PROBLEM TO SOLVE.
How many lines of these records hold the string "многозначных"? Reply with the number alone.

------------------------------------------------------------------------

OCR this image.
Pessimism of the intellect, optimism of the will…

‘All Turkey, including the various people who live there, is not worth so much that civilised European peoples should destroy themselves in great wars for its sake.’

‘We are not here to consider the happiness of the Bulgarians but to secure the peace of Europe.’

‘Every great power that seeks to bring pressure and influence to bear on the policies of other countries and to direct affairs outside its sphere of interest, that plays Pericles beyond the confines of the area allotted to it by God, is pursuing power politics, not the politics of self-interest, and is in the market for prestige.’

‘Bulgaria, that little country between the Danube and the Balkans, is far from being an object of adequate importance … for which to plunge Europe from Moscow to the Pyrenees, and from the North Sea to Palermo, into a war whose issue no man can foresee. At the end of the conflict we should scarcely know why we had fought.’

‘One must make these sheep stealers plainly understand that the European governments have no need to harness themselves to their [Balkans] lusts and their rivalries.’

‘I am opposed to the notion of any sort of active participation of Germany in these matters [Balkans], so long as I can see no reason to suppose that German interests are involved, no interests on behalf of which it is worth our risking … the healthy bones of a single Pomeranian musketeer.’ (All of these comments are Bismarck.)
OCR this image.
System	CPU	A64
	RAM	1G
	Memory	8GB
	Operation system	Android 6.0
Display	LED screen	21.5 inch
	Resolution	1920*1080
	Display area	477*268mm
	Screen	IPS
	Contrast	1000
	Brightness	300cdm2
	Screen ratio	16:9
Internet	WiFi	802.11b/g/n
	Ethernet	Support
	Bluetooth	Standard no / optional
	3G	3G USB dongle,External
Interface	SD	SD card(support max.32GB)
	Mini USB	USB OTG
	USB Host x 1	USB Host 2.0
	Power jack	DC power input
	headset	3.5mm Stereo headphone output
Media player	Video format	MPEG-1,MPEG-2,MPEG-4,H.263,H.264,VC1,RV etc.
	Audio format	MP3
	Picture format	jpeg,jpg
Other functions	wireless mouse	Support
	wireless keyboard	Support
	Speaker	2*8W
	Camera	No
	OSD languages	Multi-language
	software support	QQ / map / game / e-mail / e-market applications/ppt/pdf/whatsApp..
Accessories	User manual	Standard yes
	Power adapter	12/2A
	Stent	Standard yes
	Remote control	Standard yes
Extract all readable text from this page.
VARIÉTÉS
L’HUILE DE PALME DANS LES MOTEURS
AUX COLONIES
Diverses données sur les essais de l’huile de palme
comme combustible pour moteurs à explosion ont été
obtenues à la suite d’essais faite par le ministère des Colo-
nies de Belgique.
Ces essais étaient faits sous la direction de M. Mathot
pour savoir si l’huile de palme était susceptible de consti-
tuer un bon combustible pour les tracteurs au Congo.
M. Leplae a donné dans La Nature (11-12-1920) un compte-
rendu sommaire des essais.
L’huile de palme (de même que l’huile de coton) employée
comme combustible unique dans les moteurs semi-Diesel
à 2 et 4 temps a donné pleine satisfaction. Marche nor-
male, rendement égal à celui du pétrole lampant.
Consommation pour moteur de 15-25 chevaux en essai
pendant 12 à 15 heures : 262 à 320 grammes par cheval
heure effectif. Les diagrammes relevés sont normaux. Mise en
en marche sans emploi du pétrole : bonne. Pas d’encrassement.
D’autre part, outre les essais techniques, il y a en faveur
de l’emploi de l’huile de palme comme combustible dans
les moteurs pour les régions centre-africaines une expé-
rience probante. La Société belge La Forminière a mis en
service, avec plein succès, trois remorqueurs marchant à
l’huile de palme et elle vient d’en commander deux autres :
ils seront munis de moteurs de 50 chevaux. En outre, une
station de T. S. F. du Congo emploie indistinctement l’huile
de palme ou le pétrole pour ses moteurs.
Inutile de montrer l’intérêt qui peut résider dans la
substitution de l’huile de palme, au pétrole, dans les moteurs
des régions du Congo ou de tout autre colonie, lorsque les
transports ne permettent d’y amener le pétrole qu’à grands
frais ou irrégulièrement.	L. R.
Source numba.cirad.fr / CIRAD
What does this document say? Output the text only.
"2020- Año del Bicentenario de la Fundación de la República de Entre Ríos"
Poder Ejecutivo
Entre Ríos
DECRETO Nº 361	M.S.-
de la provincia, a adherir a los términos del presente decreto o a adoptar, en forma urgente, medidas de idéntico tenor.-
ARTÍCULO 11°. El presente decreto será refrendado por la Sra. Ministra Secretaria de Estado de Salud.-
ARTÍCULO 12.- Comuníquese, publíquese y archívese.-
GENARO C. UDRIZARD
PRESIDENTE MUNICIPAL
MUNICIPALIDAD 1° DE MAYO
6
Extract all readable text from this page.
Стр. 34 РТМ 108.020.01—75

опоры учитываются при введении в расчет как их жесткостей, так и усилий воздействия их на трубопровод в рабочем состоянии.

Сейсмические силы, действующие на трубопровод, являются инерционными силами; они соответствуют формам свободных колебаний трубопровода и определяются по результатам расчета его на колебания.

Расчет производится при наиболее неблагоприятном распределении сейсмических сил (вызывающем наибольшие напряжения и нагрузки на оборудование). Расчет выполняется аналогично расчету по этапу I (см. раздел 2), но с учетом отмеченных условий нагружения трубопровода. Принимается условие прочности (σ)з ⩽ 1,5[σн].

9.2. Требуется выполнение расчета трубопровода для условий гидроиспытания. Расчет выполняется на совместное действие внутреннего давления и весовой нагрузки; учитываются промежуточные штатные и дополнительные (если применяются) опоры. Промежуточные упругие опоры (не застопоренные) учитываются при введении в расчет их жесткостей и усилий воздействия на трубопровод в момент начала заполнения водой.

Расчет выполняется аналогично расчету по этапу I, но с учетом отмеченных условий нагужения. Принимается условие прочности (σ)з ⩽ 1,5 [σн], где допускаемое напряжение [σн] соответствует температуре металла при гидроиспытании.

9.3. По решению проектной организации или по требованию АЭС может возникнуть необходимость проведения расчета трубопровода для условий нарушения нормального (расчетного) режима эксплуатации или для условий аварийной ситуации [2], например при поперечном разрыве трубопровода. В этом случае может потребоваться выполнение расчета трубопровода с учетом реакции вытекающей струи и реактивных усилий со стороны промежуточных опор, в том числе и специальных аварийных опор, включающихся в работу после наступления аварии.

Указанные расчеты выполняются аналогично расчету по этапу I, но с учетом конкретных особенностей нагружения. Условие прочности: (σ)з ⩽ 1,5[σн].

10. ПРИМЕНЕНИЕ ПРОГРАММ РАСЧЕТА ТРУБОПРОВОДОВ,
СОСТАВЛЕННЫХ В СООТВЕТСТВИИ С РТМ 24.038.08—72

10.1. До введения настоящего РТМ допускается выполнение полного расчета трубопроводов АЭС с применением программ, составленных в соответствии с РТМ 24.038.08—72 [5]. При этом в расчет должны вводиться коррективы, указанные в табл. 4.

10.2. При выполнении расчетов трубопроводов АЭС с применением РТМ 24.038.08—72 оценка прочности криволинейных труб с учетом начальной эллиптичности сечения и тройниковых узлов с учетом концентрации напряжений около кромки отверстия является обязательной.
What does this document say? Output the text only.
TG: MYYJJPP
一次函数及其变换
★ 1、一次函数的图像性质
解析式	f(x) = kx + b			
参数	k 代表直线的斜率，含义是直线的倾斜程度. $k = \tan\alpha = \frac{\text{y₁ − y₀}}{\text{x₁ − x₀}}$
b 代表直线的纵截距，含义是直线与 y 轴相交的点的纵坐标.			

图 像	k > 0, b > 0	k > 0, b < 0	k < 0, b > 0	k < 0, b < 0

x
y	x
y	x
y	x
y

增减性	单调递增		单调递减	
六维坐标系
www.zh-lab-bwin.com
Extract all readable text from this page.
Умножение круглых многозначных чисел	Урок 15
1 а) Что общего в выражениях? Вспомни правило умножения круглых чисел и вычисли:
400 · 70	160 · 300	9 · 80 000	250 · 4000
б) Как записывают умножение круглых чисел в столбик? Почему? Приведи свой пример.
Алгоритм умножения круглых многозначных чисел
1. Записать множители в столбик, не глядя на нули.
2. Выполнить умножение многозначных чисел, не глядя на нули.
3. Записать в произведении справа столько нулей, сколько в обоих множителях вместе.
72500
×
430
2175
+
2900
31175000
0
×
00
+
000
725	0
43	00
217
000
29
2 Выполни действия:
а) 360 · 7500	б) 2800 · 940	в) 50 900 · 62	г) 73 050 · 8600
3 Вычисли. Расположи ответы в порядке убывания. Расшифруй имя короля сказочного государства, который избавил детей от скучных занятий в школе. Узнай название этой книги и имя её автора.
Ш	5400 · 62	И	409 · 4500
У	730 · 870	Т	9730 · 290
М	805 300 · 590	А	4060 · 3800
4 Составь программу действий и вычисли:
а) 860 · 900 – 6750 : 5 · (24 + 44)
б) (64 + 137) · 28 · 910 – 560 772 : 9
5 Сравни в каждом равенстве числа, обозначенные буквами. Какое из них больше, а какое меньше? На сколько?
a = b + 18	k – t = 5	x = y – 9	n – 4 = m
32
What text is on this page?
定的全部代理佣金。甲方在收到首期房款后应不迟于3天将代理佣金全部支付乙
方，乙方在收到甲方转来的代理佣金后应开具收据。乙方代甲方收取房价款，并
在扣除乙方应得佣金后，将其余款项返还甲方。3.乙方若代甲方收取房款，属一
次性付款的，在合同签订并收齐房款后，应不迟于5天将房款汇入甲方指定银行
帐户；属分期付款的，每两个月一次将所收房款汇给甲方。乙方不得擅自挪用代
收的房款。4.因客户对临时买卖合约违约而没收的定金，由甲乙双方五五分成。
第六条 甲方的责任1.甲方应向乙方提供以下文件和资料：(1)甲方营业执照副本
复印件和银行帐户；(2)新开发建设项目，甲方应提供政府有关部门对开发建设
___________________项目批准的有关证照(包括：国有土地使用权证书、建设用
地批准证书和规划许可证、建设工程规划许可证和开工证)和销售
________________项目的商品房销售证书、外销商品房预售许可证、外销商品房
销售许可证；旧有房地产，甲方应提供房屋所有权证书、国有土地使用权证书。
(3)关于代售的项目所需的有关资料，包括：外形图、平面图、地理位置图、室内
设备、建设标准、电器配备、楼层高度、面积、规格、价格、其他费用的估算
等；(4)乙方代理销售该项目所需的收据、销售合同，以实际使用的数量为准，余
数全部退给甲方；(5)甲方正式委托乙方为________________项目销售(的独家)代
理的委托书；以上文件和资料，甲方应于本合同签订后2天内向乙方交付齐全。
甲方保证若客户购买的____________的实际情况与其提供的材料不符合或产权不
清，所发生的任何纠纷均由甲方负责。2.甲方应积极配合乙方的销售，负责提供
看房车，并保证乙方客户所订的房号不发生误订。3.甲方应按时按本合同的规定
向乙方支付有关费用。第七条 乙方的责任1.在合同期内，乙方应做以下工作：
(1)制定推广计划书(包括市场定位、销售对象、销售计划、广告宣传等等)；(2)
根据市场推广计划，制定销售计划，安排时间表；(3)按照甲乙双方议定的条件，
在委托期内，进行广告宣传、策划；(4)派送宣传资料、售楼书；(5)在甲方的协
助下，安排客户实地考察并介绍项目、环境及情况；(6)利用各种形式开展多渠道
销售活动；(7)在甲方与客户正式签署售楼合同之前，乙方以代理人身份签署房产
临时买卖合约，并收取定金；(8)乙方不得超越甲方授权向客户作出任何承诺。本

------------------------------------------------------------------------

OUTPUT.
3